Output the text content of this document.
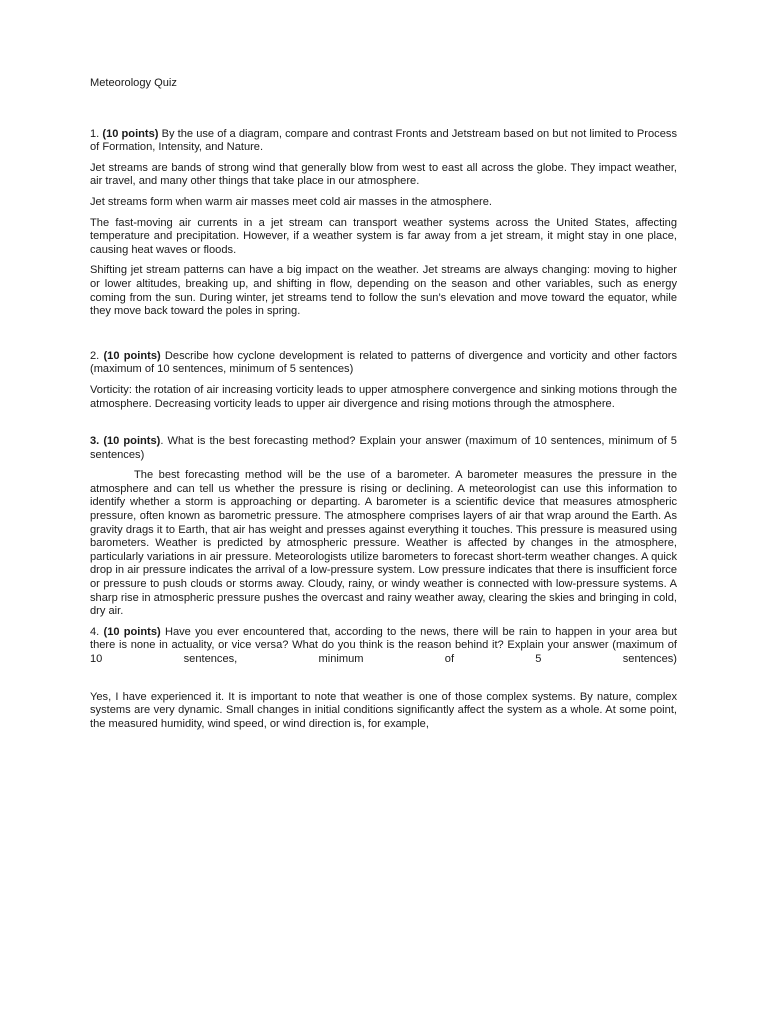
Meteorology Quiz

1. (10 points) By the use of a diagram, compare and contrast Fronts and Jetstream based on but not limited to Process of Formation, Intensity, and Nature.

Jet streams are bands of strong wind that generally blow from west to east all across the globe. They impact weather, air travel, and many other things that take place in our atmosphere.

Jet streams form when warm air masses meet cold air masses in the atmosphere.

The fast-moving air currents in a jet stream can transport weather systems across the United States, affecting temperature and precipitation. However, if a weather system is far away from a jet stream, it might stay in one place, causing heat waves or floods.

Shifting jet stream patterns can have a big impact on the weather. Jet streams are always changing: moving to higher or lower altitudes, breaking up, and shifting in flow, depending on the season and other variables, such as energy coming from the sun. During winter, jet streams tend to follow the sun’s elevation and move toward the equator, while they move back toward the poles in spring.

2. (10 points) Describe how cyclone development is related to patterns of divergence and vorticity and other factors (maximum of 10 sentences, minimum of 5 sentences)

Vorticity: the rotation of air increasing vorticity leads to upper atmosphere convergence and sinking motions through the atmosphere. Decreasing vorticity leads to upper air divergence and rising motions through the atmosphere.

3. (10 points). What is the best forecasting method? Explain your answer (maximum of 10 sentences, minimum of 5 sentences)

The best forecasting method will be the use of a barometer. A barometer measures the pressure in the atmosphere and can tell us whether the pressure is rising or declining. A meteorologist can use this information to identify whether a storm is approaching or departing. A barometer is a scientific device that measures atmospheric pressure, often known as barometric pressure. The atmosphere comprises layers of air that wrap around the Earth. As gravity drags it to Earth, that air has weight and presses against everything it touches. This pressure is measured using barometers. Weather is predicted by atmospheric pressure. Weather is affected by changes in the atmosphere, particularly variations in air pressure. Meteorologists utilize barometers to forecast short-term weather changes. A quick drop in air pressure indicates the arrival of a low-pressure system. Low pressure indicates that there is insufficient force or pressure to push clouds or storms away. Cloudy, rainy, or windy weather is connected with low-pressure systems. A sharp rise in atmospheric pressure pushes the overcast and rainy weather away, clearing the skies and bringing in cold, dry air.

4. (10 points) Have you ever encountered that, according to the news, there will be rain to happen in your area but there is none in actuality, or vice versa? What do you think is the reason behind it? Explain your answer (maximum of 10 sentences, minimum of 5 sentences)

Yes, I have experienced it. It is important to note that weather is one of those complex systems. By nature, complex systems are very dynamic. Small changes in initial conditions significantly affect the system as a whole. At some point, the measured humidity, wind speed, or wind direction is, for example,
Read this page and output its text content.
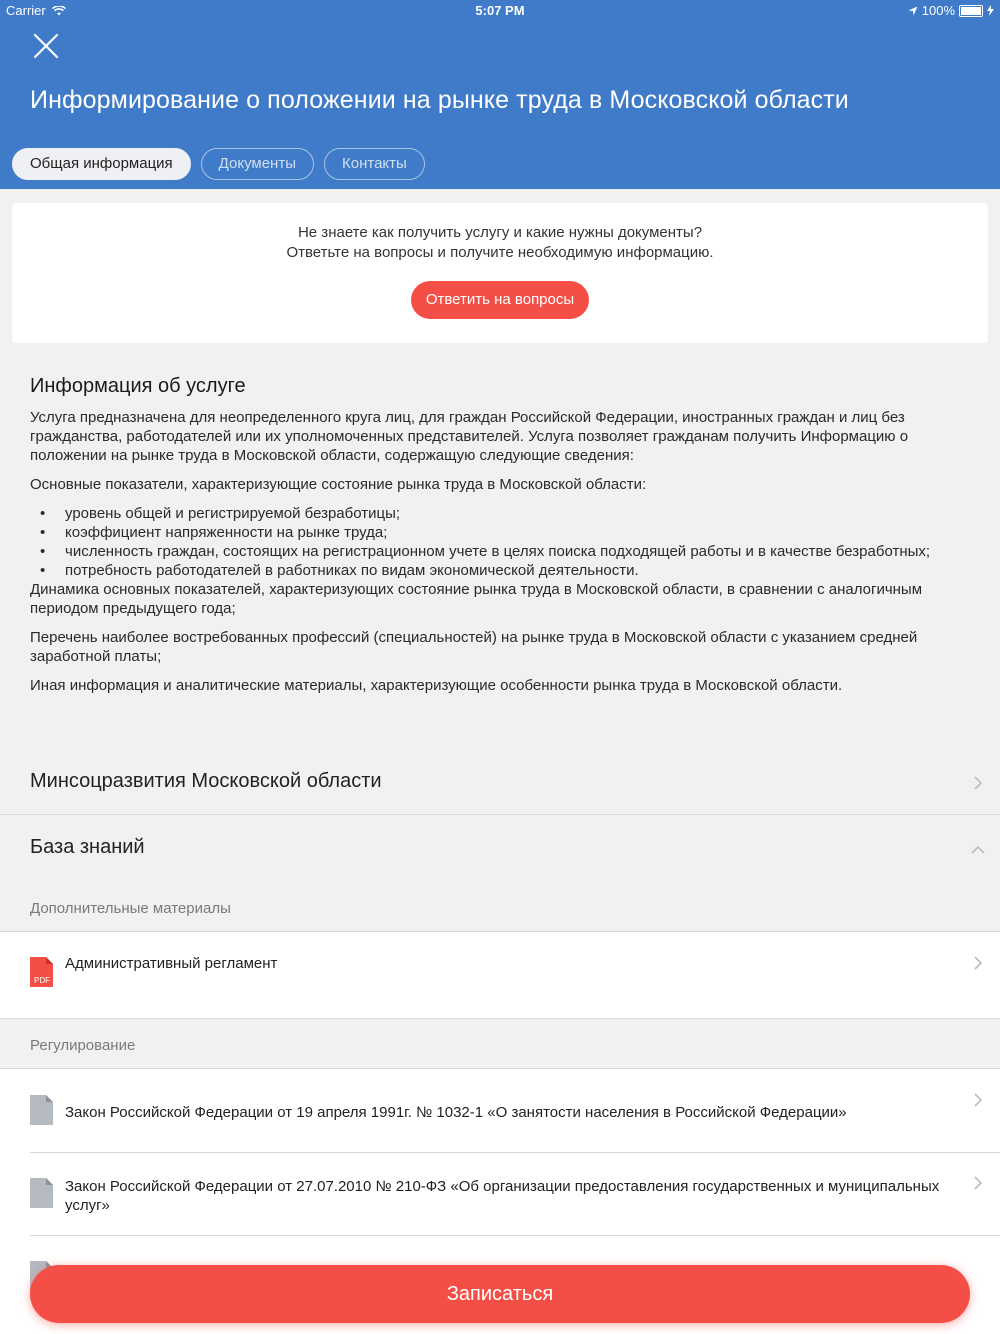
Carrier	5:07 PM	100%
Информирование о положении на рынке труда в Московской области
Общая информация	Документы	Контакты
Не знаете как получить услугу и какие нужны документы?
Ответьте на вопросы и получите необходимую информацию.
Ответить на вопросы
Информация об услуге

Услуга предназначена для неопределенного круга лиц, для граждан Российской Федерации, иностранных граждан и лиц без гражданства, работодателей или их уполномоченных представителей. Услуга позволяет гражданам получить Информацию о положении на рынке труда в Московской области, содержащую следующие сведения:

Основные показатели, характеризующие состояние рынка труда в Московской области:

• уровень общей и регистрируемой безработицы;
• коэффициент напряженности на рынке труда;
• численность граждан, состоящих на регистрационном учете в целях поиска подходящей работы и в качестве безработных;
• потребность работодателей в работниках по видам экономической деятельности.

Динамика основных показателей, характеризующих состояние рынка труда в Московской области, в сравнении с аналогичным периодом предыдущего года;

Перечень наиболее востребованных профессий (специальностей) на рынке труда в Московской области с указанием средней заработной платы;

Иная информация и аналитические материалы, характеризующие особенности рынка труда в Московской области.

Минсоцразвития Московской области
База знаний
Дополнительные материалы
PDF
Административный регламент
Регулирование
Закон Российской Федерации от 19 апреля 1991г. № 1032-1 «О занятости населения в Российской Федерации»
Закон Российской Федерации от 27.07.2010 № 210-ФЗ «Об организации предоставления государственных и муниципальных услуг»
Записаться
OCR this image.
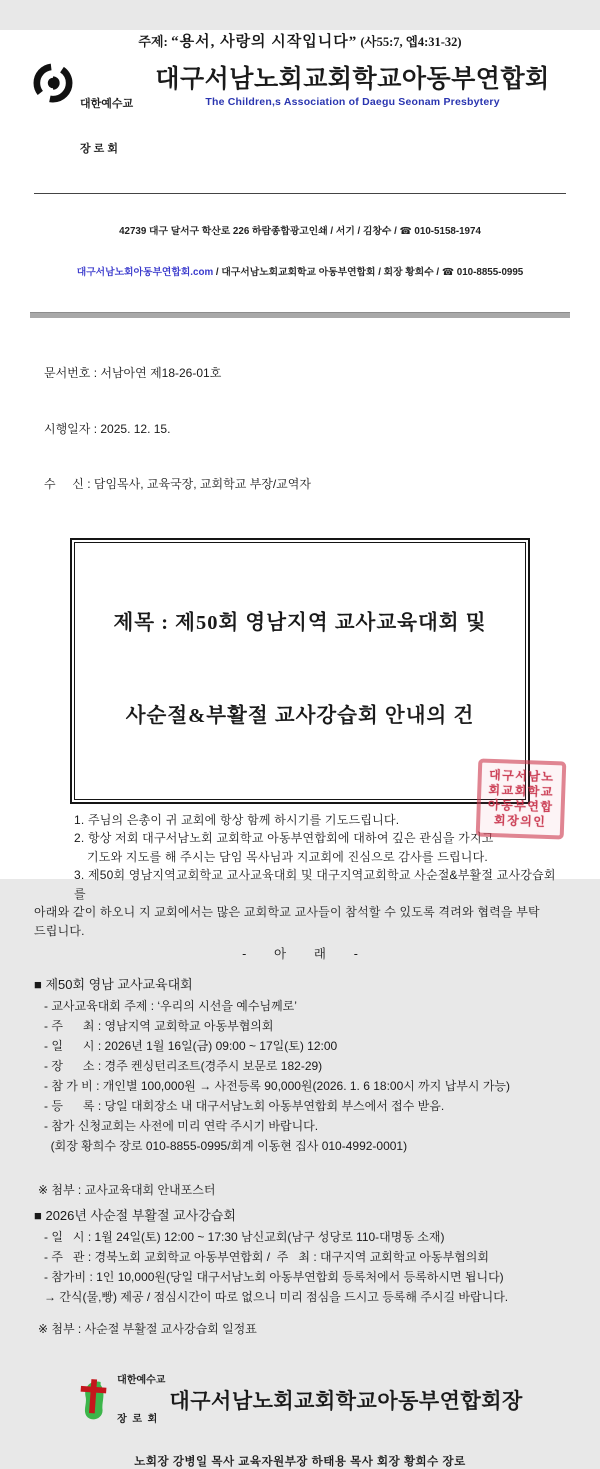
주제: “용서, 사랑의 시작입니다” (사55:7, 엡4:31-32)

대한예수교

장 로 회

대구서남노회교회학교아동부연합회
The Children,s Association of Daegu Seonam Presbytery

42739 대구 달서구 학산로 226 하람종합광고인쇄 / 서기 / 김창수 / ☎ 010-5158-1974

대구서남노회아동부연합회.com / 대구서남노회교회학교 아동부연합회 / 회장 황희수 / ☎ 010-8855-0995

문서번호 : 서남아연 제18-26-01호

시행일자 : 2025. 12. 15.

수     신 : 담임목사, 교육국장, 교회학교 부장/교역자

제목 : 제50회 영남지역 교사교육대회 및

사순절&부활절 교사강습회 안내의 건

1. 주님의 은총이 귀 교회에 항상 함께 하시기를 기도드립니다.
2. 항상 저회 대구서남노회 교회학교 아동부연합회에 대하여 깊은 관심을 가지고
기도와 지도를 해 주시는 담임 목사님과 지교회에 진심으로 감사를 드립니다.
3. 제50회 영남지역교회학교 교사교육대회 및 대구지역교회학교 사순절&부활절 교사강습회를
아래와 같이 하오니 지 교회에서는 많은 교회학교 교사들이 참석할 수 있도록 격려와 협력을 부탁
드립니다.
-        아        래        -
■ 제50회 영남 교사교육대회
- 교사교육대회 주제 : ‘우리의 시선을 예수님께로’
- 주      최 : 영남지역 교회학교 아동부협의회
- 일      시 : 2026년 1월 16일(금) 09:00 ~ 17일(토) 12:00
- 장      소 : 경주 켄싱턴리조트(경주시 보문로 182-29)
- 참 가 비 : 개인별 100,000원 → 사전등록 90,000원(2026. 1. 6 18:00시 까지 납부시 가능)
- 등      록 : 당일 대회장소 내 대구서남노회 아동부연합회 부스에서 접수 받음.
- 참가 신청교회는 사전에 미리 연락 주시기 바랍니다.
(회장 황희수 장로 010-8855-0995/회계 이동현 집사 010-4992-0001)
※ 첨부 : 교사교육대회 안내포스터
■ 2026년 사순절 부활절 교사강습회
- 일   시 : 1월 24일(토) 12:00 ~ 17:30 남신교회(남구 성당로 110-대명동 소재)
- 주   관 : 경북노회 교회학교 아동부연합회 /  주   최 : 대구지역 교회학교 아동부협의회
- 참가비 : 1인 10,000원(당일 대구서남노회 아동부연합회 등록처에서 등록하시면 됩니다)
→ 간식(물,빵) 제공 / 점심시간이 따로 없으니 미리 점심을 드시고 등록해 주시길 바랍니다.
※ 첨부 : 사순절 부활절 교사강습회 일정표

대한예수교

장  로  회

대구서남노회교회학교아동부연합회장
노회장 강병일 목사 교육자원부장 하태용 목사 회장 황희수 장로
대구서남노
회교회학교
아동부연합
회장의인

> _Stated exercise_: Reproduce the entries above word for word. Pictures stay out.

> _Completed task_:
Output the text content of this document.
Meteorology Quiz

1. (10 points) By the use of a diagram, compare and contrast Fronts and Jetstream based on but not limited to Process of Formation, Intensity, and Nature.

Jet streams are bands of strong wind that generally blow from west to east all across the globe. They impact weather, air travel, and many other things that take place in our atmosphere.

Jet streams form when warm air masses meet cold air masses in the atmosphere.

The fast-moving air currents in a jet stream can transport weather systems across the United States, affecting temperature and precipitation. However, if a weather system is far away from a jet stream, it might stay in one place, causing heat waves or floods.

Shifting jet stream patterns can have a big impact on the weather. Jet streams are always changing: moving to higher or lower altitudes, breaking up, and shifting in flow, depending on the season and other variables, such as energy coming from the sun. During winter, jet streams tend to follow the sun’s elevation and move toward the equator, while they move back toward the poles in spring.

2. (10 points) Describe how cyclone development is related to patterns of divergence and vorticity and other factors (maximum of 10 sentences, minimum of 5 sentences)

Vorticity: the rotation of air increasing vorticity leads to upper atmosphere convergence and sinking motions through the atmosphere. Decreasing vorticity leads to upper air divergence and rising motions through the atmosphere.

3. (10 points). What is the best forecasting method? Explain your answer (maximum of 10 sentences, minimum of 5 sentences)

The best forecasting method will be the use of a barometer. A barometer measures the pressure in the atmosphere and can tell us whether the pressure is rising or declining. A meteorologist can use this information to identify whether a storm is approaching or departing. A barometer is a scientific device that measures atmospheric pressure, often known as barometric pressure. The atmosphere comprises layers of air that wrap around the Earth. As gravity drags it to Earth, that air has weight and presses against everything it touches. This pressure is measured using barometers. Weather is predicted by atmospheric pressure. Weather is affected by changes in the atmosphere, particularly variations in air pressure. Meteorologists utilize barometers to forecast short-term weather changes. A quick drop in air pressure indicates the arrival of a low-pressure system. Low pressure indicates that there is insufficient force or pressure to push clouds or storms away. Cloudy, rainy, or windy weather is connected with low-pressure systems. A sharp rise in atmospheric pressure pushes the overcast and rainy weather away, clearing the skies and bringing in cold, dry air.

4. (10 points) Have you ever encountered that, according to the news, there will be rain to happen in your area but there is none in actuality, or vice versa? What do you think is the reason behind it? Explain your answer (maximum of 10 sentences, minimum of 5 sentences)

Yes, I have experienced it. It is important to note that weather is one of those complex systems. By nature, complex systems are very dynamic. Small changes in initial conditions significantly affect the system as a whole. At some point, the measured humidity, wind speed, or wind direction is, for example,
Read this page and output its text content.
Carrier	5:07 PM	100%
Информирование о положении на рынке труда в Московской области
Общая информация	Документы	Контакты
Не знаете как получить услугу и какие нужны документы?
Ответьте на вопросы и получите необходимую информацию.
Ответить на вопросы
Информация об услуге

Услуга предназначена для неопределенного круга лиц, для граждан Российской Федерации, иностранных граждан и лиц без гражданства, работодателей или их уполномоченных представителей. Услуга позволяет гражданам получить Информацию о положении на рынке труда в Московской области, содержащую следующие сведения:

Основные показатели, характеризующие состояние рынка труда в Московской области:

• уровень общей и регистрируемой безработицы;
• коэффициент напряженности на рынке труда;
• численность граждан, состоящих на регистрационном учете в целях поиска подходящей работы и в качестве безработных;
• потребность работодателей в работниках по видам экономической деятельности.

Динамика основных показателей, характеризующих состояние рынка труда в Московской области, в сравнении с аналогичным периодом предыдущего года;

Перечень наиболее востребованных профессий (специальностей) на рынке труда в Московской области с указанием средней заработной платы;

Иная информация и аналитические материалы, характеризующие особенности рынка труда в Московской области.

Минсоцразвития Московской области
База знаний
Дополнительные материалы
PDF
Административный регламент
Регулирование
Закон Российской Федерации от 19 апреля 1991г. № 1032-1 «О занятости населения в Российской Федерации»
Закон Российской Федерации от 27.07.2010 № 210-ФЗ «Об организации предоставления государственных и муниципальных услуг»
Записаться
OCR this image.
주제: “용서, 사랑의 시작입니다” (사55:7, 엡4:31-32)

대한예수교

장 로 회

대구서남노회교회학교아동부연합회
The Children,s Association of Daegu Seonam Presbytery

42739 대구 달서구 학산로 226 하람종합광고인쇄 / 서기 / 김창수 / ☎ 010-5158-1974

대구서남노회아동부연합회.com / 대구서남노회교회학교 아동부연합회 / 회장 황희수 / ☎ 010-8855-0995

문서번호 : 서남아연 제18-26-01호

시행일자 : 2025. 12. 15.

수     신 : 담임목사, 교육국장, 교회학교 부장/교역자

제목 : 제50회 영남지역 교사교육대회 및

사순절&부활절 교사강습회 안내의 건

1. 주님의 은총이 귀 교회에 항상 함께 하시기를 기도드립니다.
2. 항상 저회 대구서남노회 교회학교 아동부연합회에 대하여 깊은 관심을 가지고
기도와 지도를 해 주시는 담임 목사님과 지교회에 진심으로 감사를 드립니다.
3. 제50회 영남지역교회학교 교사교육대회 및 대구지역교회학교 사순절&부활절 교사강습회를
아래와 같이 하오니 지 교회에서는 많은 교회학교 교사들이 참석할 수 있도록 격려와 협력을 부탁
드립니다.
-        아        래        -
■ 제50회 영남 교사교육대회
- 교사교육대회 주제 : ‘우리의 시선을 예수님께로’
- 주      최 : 영남지역 교회학교 아동부협의회
- 일      시 : 2026년 1월 16일(금) 09:00 ~ 17일(토) 12:00
- 장      소 : 경주 켄싱턴리조트(경주시 보문로 182-29)
- 참 가 비 : 개인별 100,000원 → 사전등록 90,000원(2026. 1. 6 18:00시 까지 납부시 가능)
- 등      록 : 당일 대회장소 내 대구서남노회 아동부연합회 부스에서 접수 받음.
- 참가 신청교회는 사전에 미리 연락 주시기 바랍니다.
(회장 황희수 장로 010-8855-0995/회계 이동현 집사 010-4992-0001)
※ 첨부 : 교사교육대회 안내포스터
■ 2026년 사순절 부활절 교사강습회
- 일   시 : 1월 24일(토) 12:00 ~ 17:30 남신교회(남구 성당로 110-대명동 소재)
- 주   관 : 경북노회 교회학교 아동부연합회 /  주   최 : 대구지역 교회학교 아동부협의회
- 참가비 : 1인 10,000원(당일 대구서남노회 아동부연합회 등록처에서 등록하시면 됩니다)
→ 간식(물,빵) 제공 / 점심시간이 따로 없으니 미리 점심을 드시고 등록해 주시길 바랍니다.
※ 첨부 : 사순절 부활절 교사강습회 일정표

대한예수교

장  로  회

대구서남노회교회학교아동부연합회장
노회장 강병일 목사 교육자원부장 하태용 목사 회장 황희수 장로
대구서남노
회교회학교
아동부연합
회장의인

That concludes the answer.